Copy out all lines that hold "tracks".

>> start Data shown

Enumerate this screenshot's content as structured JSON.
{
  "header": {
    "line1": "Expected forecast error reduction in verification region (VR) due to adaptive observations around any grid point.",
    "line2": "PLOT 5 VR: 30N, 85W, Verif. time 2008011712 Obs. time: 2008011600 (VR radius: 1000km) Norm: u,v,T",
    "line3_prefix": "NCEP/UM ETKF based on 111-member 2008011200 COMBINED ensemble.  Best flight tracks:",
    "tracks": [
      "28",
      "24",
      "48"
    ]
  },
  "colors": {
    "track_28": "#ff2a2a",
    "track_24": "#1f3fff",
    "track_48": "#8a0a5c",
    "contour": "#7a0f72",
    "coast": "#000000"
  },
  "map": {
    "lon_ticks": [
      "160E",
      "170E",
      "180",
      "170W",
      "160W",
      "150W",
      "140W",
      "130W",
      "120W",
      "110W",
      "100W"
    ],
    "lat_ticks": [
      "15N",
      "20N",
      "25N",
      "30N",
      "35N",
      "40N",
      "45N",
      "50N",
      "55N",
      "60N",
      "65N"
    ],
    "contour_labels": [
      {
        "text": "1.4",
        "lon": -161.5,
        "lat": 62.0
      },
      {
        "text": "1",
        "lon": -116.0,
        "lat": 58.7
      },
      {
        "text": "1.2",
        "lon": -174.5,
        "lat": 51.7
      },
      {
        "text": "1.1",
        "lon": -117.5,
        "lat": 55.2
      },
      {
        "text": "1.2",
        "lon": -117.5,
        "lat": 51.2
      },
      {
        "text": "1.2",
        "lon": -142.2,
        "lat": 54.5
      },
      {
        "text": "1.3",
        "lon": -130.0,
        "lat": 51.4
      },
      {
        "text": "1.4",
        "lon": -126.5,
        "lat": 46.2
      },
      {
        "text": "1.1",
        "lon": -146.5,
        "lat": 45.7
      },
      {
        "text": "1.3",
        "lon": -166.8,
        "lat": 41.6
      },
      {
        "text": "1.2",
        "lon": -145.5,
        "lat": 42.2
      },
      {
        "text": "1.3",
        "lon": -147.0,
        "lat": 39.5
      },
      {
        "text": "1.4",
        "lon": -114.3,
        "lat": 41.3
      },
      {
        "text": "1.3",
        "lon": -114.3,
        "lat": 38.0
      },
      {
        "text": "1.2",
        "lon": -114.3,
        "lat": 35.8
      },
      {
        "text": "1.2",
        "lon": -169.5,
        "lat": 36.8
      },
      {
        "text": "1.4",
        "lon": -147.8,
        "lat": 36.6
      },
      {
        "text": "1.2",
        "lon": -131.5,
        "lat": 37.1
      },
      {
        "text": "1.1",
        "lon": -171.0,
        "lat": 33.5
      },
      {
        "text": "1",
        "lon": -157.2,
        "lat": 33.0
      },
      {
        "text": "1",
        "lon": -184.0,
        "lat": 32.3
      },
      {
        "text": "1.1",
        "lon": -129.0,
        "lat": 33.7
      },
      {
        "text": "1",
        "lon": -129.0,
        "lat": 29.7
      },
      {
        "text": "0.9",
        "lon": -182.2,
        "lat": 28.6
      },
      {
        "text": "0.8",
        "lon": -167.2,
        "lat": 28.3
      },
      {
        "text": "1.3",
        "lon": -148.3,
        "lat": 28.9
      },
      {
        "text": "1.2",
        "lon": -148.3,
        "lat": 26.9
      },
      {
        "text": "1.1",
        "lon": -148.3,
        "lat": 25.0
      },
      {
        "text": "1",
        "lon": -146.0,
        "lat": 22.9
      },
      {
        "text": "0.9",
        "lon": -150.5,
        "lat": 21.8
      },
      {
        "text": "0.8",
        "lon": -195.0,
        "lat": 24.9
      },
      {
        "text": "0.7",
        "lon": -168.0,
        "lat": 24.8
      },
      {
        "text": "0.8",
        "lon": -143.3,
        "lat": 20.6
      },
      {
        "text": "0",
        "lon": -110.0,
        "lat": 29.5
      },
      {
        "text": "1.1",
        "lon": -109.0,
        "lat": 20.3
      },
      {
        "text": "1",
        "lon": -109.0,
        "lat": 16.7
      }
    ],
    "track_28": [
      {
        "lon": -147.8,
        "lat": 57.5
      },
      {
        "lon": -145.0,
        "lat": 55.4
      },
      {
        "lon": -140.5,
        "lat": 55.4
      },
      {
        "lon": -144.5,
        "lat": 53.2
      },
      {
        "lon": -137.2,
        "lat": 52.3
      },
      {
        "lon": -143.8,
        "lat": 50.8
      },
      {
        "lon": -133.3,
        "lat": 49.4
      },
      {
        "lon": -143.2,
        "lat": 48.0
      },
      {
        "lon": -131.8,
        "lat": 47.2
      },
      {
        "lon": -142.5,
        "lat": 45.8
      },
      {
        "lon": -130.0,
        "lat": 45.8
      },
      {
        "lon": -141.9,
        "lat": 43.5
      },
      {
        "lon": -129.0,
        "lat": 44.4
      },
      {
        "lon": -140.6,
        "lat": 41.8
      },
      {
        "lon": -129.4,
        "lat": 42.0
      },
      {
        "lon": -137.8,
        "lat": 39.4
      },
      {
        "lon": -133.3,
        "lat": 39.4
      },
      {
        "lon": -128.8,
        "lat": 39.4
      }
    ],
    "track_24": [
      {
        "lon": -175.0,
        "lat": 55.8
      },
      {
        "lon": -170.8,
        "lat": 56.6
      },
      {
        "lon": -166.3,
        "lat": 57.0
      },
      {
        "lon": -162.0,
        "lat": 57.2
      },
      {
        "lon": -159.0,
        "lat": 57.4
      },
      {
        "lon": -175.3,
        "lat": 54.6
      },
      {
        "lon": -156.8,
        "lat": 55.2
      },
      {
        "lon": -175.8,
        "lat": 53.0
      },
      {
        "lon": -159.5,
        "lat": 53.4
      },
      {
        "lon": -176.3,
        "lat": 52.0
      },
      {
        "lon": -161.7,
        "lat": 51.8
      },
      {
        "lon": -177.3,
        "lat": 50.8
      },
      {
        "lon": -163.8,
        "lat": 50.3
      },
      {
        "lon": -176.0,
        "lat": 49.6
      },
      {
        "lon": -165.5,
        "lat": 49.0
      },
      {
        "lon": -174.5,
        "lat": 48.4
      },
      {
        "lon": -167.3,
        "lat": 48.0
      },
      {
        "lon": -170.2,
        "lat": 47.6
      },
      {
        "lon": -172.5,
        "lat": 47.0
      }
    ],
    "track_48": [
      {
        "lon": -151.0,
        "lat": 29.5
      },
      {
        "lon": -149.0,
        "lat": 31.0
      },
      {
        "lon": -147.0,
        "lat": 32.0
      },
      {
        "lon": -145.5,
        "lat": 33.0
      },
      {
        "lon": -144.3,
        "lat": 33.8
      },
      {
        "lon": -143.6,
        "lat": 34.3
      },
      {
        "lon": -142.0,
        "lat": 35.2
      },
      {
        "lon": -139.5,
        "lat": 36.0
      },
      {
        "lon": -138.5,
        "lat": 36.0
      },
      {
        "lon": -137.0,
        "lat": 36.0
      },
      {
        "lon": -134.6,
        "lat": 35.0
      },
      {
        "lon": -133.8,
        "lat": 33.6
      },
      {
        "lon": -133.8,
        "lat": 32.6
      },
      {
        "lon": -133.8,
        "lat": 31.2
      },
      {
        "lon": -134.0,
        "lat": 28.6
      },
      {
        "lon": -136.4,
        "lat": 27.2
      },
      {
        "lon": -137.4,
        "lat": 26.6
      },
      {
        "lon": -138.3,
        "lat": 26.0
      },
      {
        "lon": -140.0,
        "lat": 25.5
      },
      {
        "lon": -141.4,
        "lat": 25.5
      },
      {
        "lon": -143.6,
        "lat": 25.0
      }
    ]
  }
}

>> end Data shown

_Answer to the exercise_.
    "line3_prefix": "NCEP/UM ETKF based on 111-member 2008011200 COMBINED ensemble.  Best flight tracks:",
    "tracks": [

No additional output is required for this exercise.